Exercise material:
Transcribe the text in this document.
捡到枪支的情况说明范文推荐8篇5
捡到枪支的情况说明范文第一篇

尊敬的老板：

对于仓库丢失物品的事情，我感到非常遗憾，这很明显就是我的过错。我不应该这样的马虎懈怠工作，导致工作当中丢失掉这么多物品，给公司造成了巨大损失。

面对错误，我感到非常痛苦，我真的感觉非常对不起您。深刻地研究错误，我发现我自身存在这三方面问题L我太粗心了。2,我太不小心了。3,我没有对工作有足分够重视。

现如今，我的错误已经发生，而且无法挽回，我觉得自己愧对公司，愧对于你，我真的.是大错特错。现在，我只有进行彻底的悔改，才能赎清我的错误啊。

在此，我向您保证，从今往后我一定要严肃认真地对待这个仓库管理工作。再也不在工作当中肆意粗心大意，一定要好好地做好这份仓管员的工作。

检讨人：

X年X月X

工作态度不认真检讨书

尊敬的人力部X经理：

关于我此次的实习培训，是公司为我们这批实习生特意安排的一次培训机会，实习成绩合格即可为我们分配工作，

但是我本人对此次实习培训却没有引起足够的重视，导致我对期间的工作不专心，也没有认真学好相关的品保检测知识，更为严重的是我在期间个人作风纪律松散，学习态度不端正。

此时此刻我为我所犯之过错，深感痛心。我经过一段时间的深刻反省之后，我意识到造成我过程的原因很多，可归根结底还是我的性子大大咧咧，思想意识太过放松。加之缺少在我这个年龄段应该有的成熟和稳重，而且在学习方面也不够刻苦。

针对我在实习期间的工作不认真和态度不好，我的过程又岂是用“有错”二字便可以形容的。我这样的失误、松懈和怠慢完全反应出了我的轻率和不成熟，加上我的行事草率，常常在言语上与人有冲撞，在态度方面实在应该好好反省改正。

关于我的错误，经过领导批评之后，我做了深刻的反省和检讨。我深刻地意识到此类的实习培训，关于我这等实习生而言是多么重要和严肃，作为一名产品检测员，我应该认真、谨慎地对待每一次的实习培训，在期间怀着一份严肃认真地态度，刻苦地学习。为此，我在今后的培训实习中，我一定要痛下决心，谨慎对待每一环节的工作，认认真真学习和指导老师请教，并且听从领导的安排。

Stated goal:
The lines above should be duplicated exactly.

Task response:
Transcribe the text in this document.
捡到枪支的情况说明范文推荐8篇5
捡到枪支的情况说明范文第一篇

尊敬的老板：

对于仓库丢失物品的事情，我感到非常遗憾，这很明显就是我的过错。我不应该这样的马虎懈怠工作，导致工作当中丢失掉这么多物品，给公司造成了巨大损失。

面对错误，我感到非常痛苦，我真的感觉非常对不起您。深刻地研究错误，我发现我自身存在这三方面问题L我太粗心了。2,我太不小心了。3,我没有对工作有足分够重视。

现如今，我的错误已经发生，而且无法挽回，我觉得自己愧对公司，愧对于你，我真的.是大错特错。现在，我只有进行彻底的悔改，才能赎清我的错误啊。

在此，我向您保证，从今往后我一定要严肃认真地对待这个仓库管理工作。再也不在工作当中肆意粗心大意，一定要好好地做好这份仓管员的工作。

检讨人：

X年X月X

工作态度不认真检讨书

尊敬的人力部X经理：

关于我此次的实习培训，是公司为我们这批实习生特意安排的一次培训机会，实习成绩合格即可为我们分配工作，

但是我本人对此次实习培训却没有引起足够的重视，导致我对期间的工作不专心，也没有认真学好相关的品保检测知识，更为严重的是我在期间个人作风纪律松散，学习态度不端正。

此时此刻我为我所犯之过错，深感痛心。我经过一段时间的深刻反省之后，我意识到造成我过程的原因很多，可归根结底还是我的性子大大咧咧，思想意识太过放松。加之缺少在我这个年龄段应该有的成熟和稳重，而且在学习方面也不够刻苦。

针对我在实习期间的工作不认真和态度不好，我的过程又岂是用“有错”二字便可以形容的。我这样的失误、松懈和怠慢完全反应出了我的轻率和不成熟，加上我的行事草率，常常在言语上与人有冲撞，在态度方面实在应该好好反省改正。

关于我的错误，经过领导批评之后，我做了深刻的反省和检讨。我深刻地意识到此类的实习培训，关于我这等实习生而言是多么重要和严肃，作为一名产品检测员，我应该认真、谨慎地对待每一次的实习培训，在期间怀着一份严肃认真地态度，刻苦地学习。为此，我在今后的培训实习中，我一定要痛下决心，谨慎对待每一环节的工作，认认真真学习和指导老师请教，并且听从领导的安排。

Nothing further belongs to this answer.